Given request: Here are some records; copy every line that holds the word "Ethernet".

Exercise inputs:
··········
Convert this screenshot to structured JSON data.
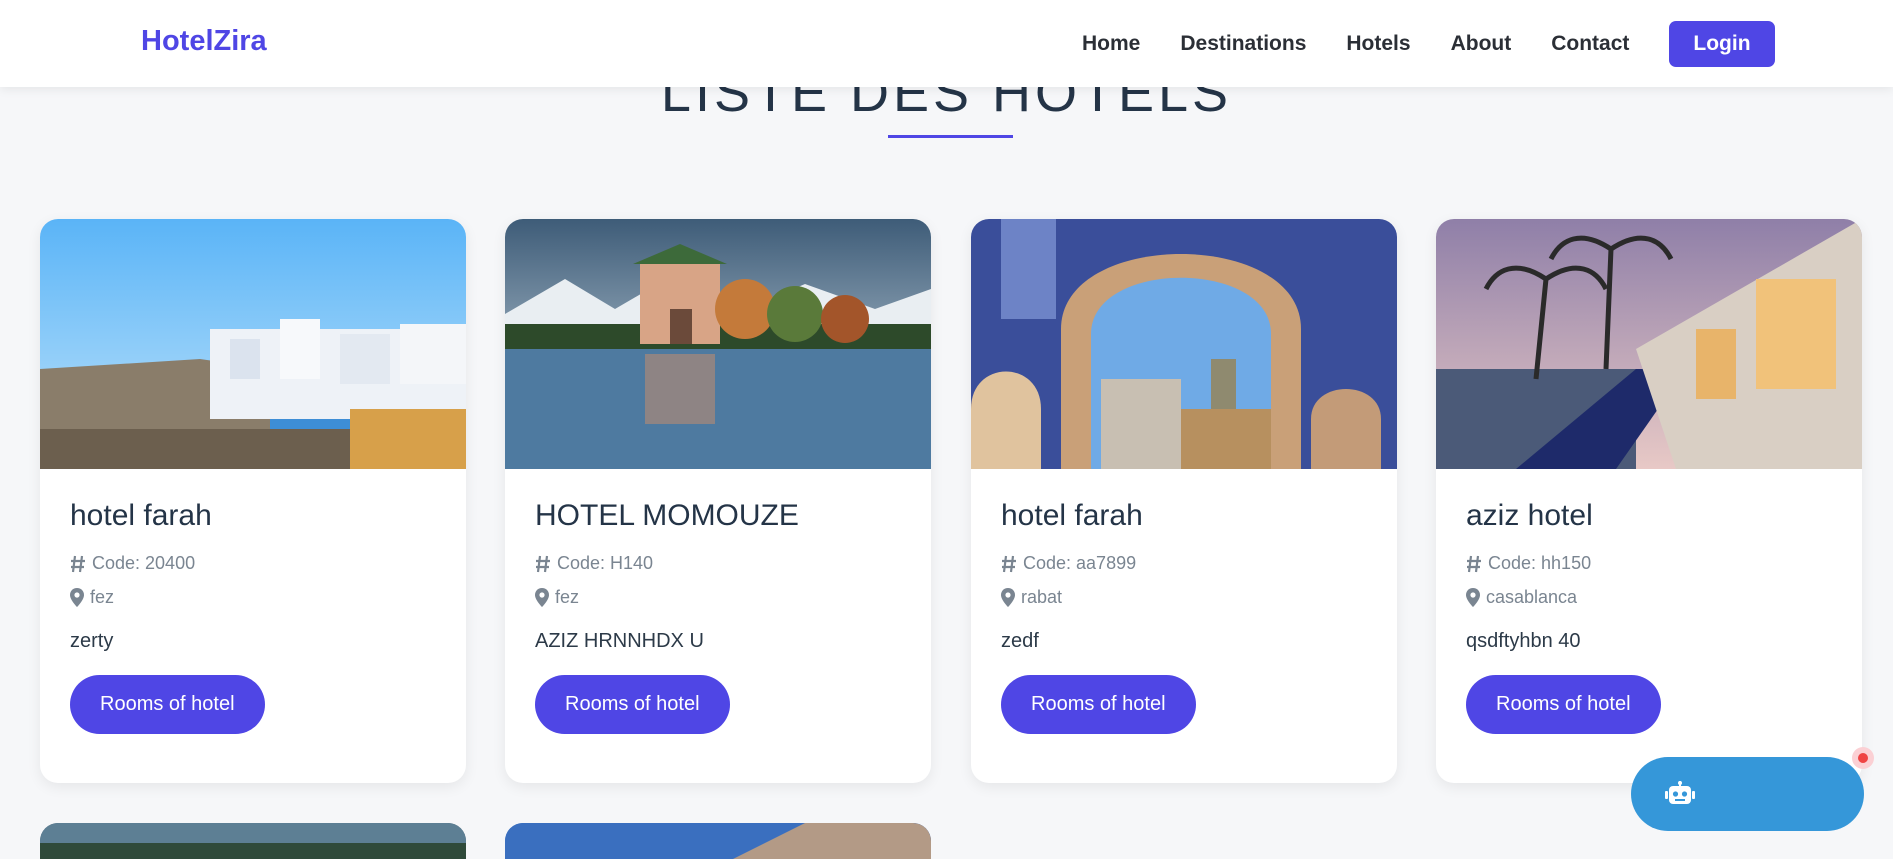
{
  "navbar": {
    "brand": "HotelZira",
    "links": [
      "Home",
      "Destinations",
      "Hotels",
      "About",
      "Contact"
    ],
    "login_label": "Login"
  },
  "section": {
    "title": "LISTE DES HOTELS"
  },
  "hotels": [
    {
      "name": "hotel farah",
      "code": "Code: 20400",
      "city": "fez",
      "description": "zerty",
      "button": "Rooms of hotel",
      "image": "essaouira-coast"
    },
    {
      "name": "HOTEL MOMOUZE",
      "code": "Code: H140",
      "city": "fez",
      "description": "AZIZ HRNNHDX U",
      "button": "Rooms of hotel",
      "image": "menara-pavilion"
    },
    {
      "name": "hotel farah",
      "code": "Code: aa7899",
      "city": "rabat",
      "description": "zedf",
      "button": "Rooms of hotel",
      "image": "fez-gate"
    },
    {
      "name": "aziz hotel",
      "code": "Code: hh150",
      "city": "casablanca",
      "description": "qsdftyhbn 40",
      "button": "Rooms of hotel",
      "image": "pool-palms"
    }
  ],
  "colors": {
    "brand": "#4f46e5",
    "chat": "#3597d9",
    "text": "#243447"
  }
}
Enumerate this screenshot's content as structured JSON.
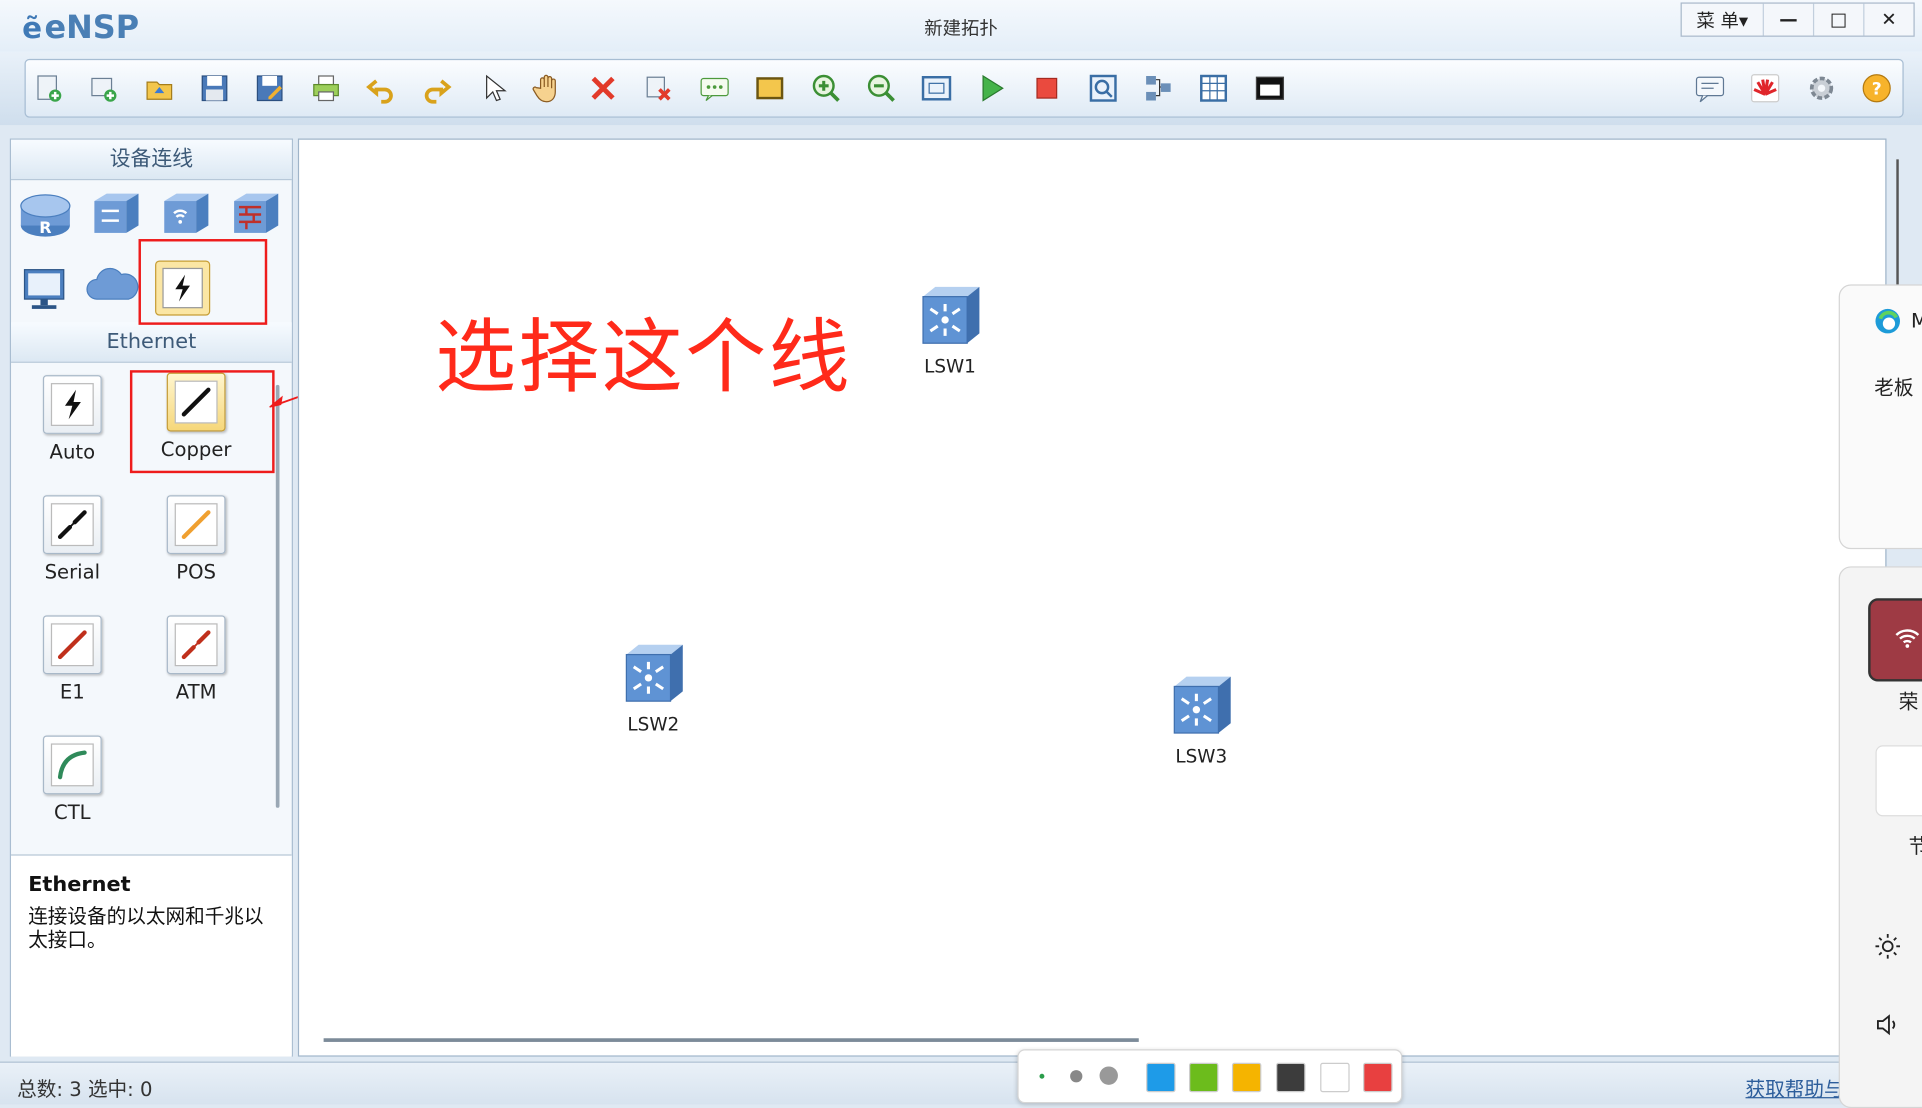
{
  "window": {
    "app_name": "eNSP",
    "title": "新建拓扑",
    "menu_label": "菜 单▾",
    "minimize_glyph": "—",
    "maximize_glyph": "□",
    "close_glyph": "✕"
  },
  "toolbar": {
    "buttons": [
      "new-topology",
      "new-device",
      "open",
      "save",
      "save-as",
      "print",
      "undo",
      "redo",
      "select",
      "pan",
      "delete",
      "delete-links",
      "text",
      "rectangle",
      "zoom-in",
      "zoom-out",
      "fit",
      "start",
      "stop",
      "capture",
      "topology",
      "grid",
      "console",
      "chat",
      "huawei",
      "settings",
      "help"
    ]
  },
  "left_panel": {
    "devices_title": "设备连线",
    "ethernet_title": "Ethernet",
    "cables": [
      {
        "label": "Auto",
        "color": "#111111",
        "selected": false
      },
      {
        "label": "Copper",
        "color": "#111111",
        "selected": true
      },
      {
        "label": "Serial",
        "color": "#111111",
        "selected": false
      },
      {
        "label": "POS",
        "color": "#f0a030",
        "selected": false
      },
      {
        "label": "E1",
        "color": "#c0301c",
        "selected": false
      },
      {
        "label": "ATM",
        "color": "#c0301c",
        "selected": false
      },
      {
        "label": "CTL",
        "color": "#2f8a5a",
        "selected": false
      }
    ],
    "desc_title": "Ethernet",
    "desc_text": "连接设备的以太网和千兆以太接口。"
  },
  "canvas": {
    "devices": [
      {
        "label": "LSW1"
      },
      {
        "label": "LSW2"
      },
      {
        "label": "LSW3"
      }
    ],
    "annotation": "选择这个线"
  },
  "status": {
    "left": "总数: 3 选中: 0",
    "right": "获取帮助与"
  },
  "palette": {
    "colors": [
      "#1e9be8",
      "#6cbc1c",
      "#f5b400",
      "#3c3c3c",
      "#ffffff",
      "#e84040"
    ]
  },
  "right_panel": {
    "browser_fragment": "M",
    "text1": "老板",
    "text2": "荣",
    "text3": "节"
  }
}
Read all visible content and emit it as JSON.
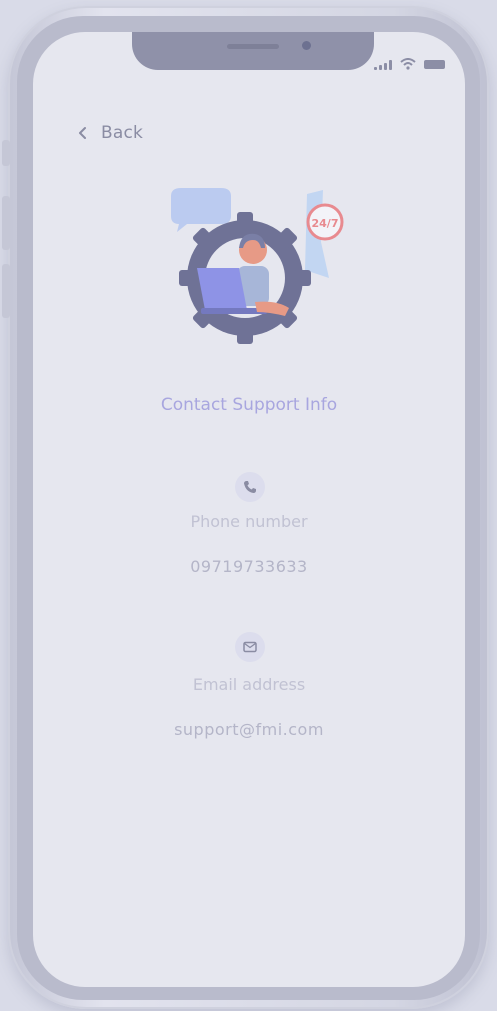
··········
Response:
    "ethernet_title": "Ethernet",
    "desc_title": "Ethernet",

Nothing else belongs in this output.